**Stated problem:** Find the word "pehrávace" in the data. Return every line where it appears.

>> start Record excerpts

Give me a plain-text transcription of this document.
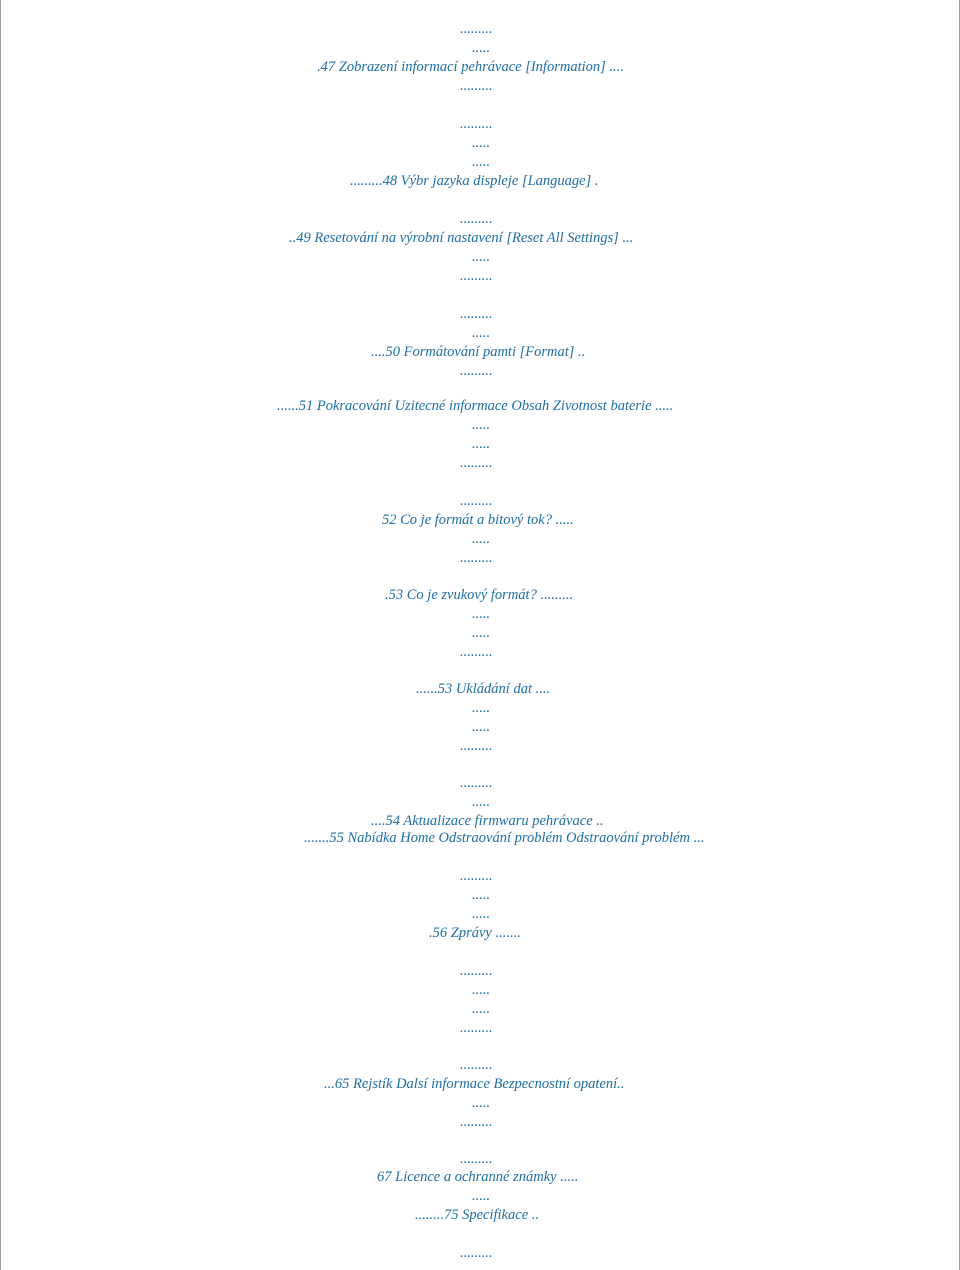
.........
.....
.47 Zobrazení informací pehrávace [Information] ....
.........
.........
.....
.....
.........48 Výbr jazyka displeje [Language] .
.........
..49 Resetování na výrobní nastavení [Reset All Settings] ...
.....
.........
.........
.....
....50 Formátování pamti [Format] ..
.........
......51 Pokracování Uzitecné informace Obsah Zivotnost baterie .....
.....
.....
.........
.........
52 Co je formát a bitový tok? .....
.....
.........
.53 Co je zvukový formát? .........
.....
.....
.........
......53 Ukládání dat ....
.....
.....
.........
.........
.....
....54 Aktualizace firmwaru pehrávace ..
.......55 Nabídka Home Odstraování problém Odstraování problém ...
.........
.....
.....
.56 Zprávy .......
.........
.....
.....
.........
.........
...65 Rejstík Dalsí informace Bezpecnostní opatení..
.....
.........
.........
67 Licence a ochranné známky .....
.....
........75 Specifikace ..
.........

>> end Record excerpts

**Written answer:**
.47 Zobrazení informací pehrávace [Information] ....
....54 Aktualizace firmwaru pehrávace ..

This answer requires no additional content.